____ DATA EXTRACT

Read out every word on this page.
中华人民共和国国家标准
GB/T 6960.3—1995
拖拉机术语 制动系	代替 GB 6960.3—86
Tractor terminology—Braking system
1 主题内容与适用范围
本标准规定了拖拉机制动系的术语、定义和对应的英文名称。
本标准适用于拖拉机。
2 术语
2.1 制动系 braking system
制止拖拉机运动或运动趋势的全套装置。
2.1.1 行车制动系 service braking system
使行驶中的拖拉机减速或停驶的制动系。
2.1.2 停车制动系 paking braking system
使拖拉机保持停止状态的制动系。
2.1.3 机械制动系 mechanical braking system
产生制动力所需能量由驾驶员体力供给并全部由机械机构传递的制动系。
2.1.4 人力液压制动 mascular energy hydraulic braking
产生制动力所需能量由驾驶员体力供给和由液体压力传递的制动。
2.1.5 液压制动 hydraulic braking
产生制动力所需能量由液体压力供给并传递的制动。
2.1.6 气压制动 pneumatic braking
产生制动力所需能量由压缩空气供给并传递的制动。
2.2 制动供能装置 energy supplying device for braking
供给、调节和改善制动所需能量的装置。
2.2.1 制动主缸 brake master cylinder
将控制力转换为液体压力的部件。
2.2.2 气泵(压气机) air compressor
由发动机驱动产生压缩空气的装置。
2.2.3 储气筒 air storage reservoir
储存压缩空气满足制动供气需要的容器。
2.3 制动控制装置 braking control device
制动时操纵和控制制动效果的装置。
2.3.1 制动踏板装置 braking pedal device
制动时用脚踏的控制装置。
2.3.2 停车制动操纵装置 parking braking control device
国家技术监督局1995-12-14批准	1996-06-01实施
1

________

- _GIVEN REQUEST_:
Report back each line of the entries that holds the string "energy".

- _RESULT OF THIS TASK_:
2.1.4 人力液压制动 mascular energy hydraulic braking
2.2 制动供能装置 energy supplying device for braking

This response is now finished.